§ Exercise details
All of the data should be repeated exactly; pictures are not part of the copy.

§ Recorded information
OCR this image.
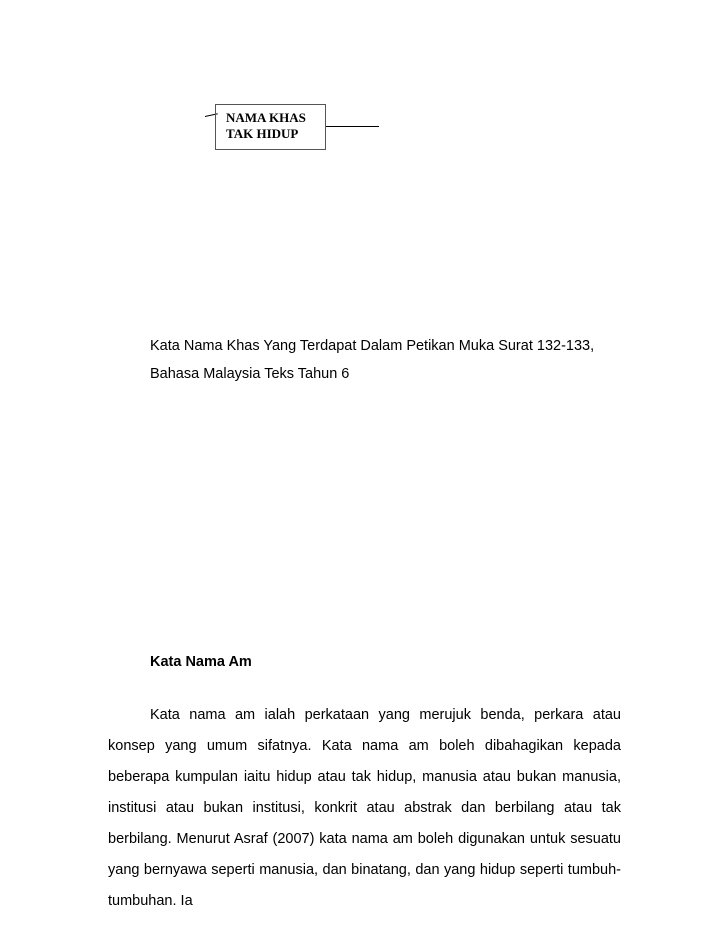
NAMA KHAS
TAK HIDUP
Kata Nama Khas Yang Terdapat Dalam Petikan Muka Surat 132-133,
Bahasa Malaysia Teks Tahun 6
Kata Nama Am

Kata nama am ialah perkataan yang merujuk benda, perkara atau konsep yang umum sifatnya. Kata nama am boleh dibahagikan kepada beberapa kumpulan iaitu hidup atau tak hidup, manusia atau bukan manusia, institusi atau bukan institusi, konkrit atau abstrak dan berbilang atau tak berbilang. Menurut Asraf (2007) kata nama am boleh digunakan untuk sesuatu yang bernyawa seperti manusia, dan binatang, dan yang hidup seperti tumbuh-tumbuhan. Ia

§ Solution
OCR this image.
NAMA KHAS
TAK HIDUP
Kata Nama Khas Yang Terdapat Dalam Petikan Muka Surat 132-133,
Bahasa Malaysia Teks Tahun 6
Kata Nama Am

Kata nama am ialah perkataan yang merujuk benda, perkara atau konsep yang umum sifatnya. Kata nama am boleh dibahagikan kepada beberapa kumpulan iaitu hidup atau tak hidup, manusia atau bukan manusia, institusi atau bukan institusi, konkrit atau abstrak dan berbilang atau tak berbilang. Menurut Asraf (2007) kata nama am boleh digunakan untuk sesuatu yang bernyawa seperti manusia, dan binatang, dan yang hidup seperti tumbuh-tumbuhan. Ia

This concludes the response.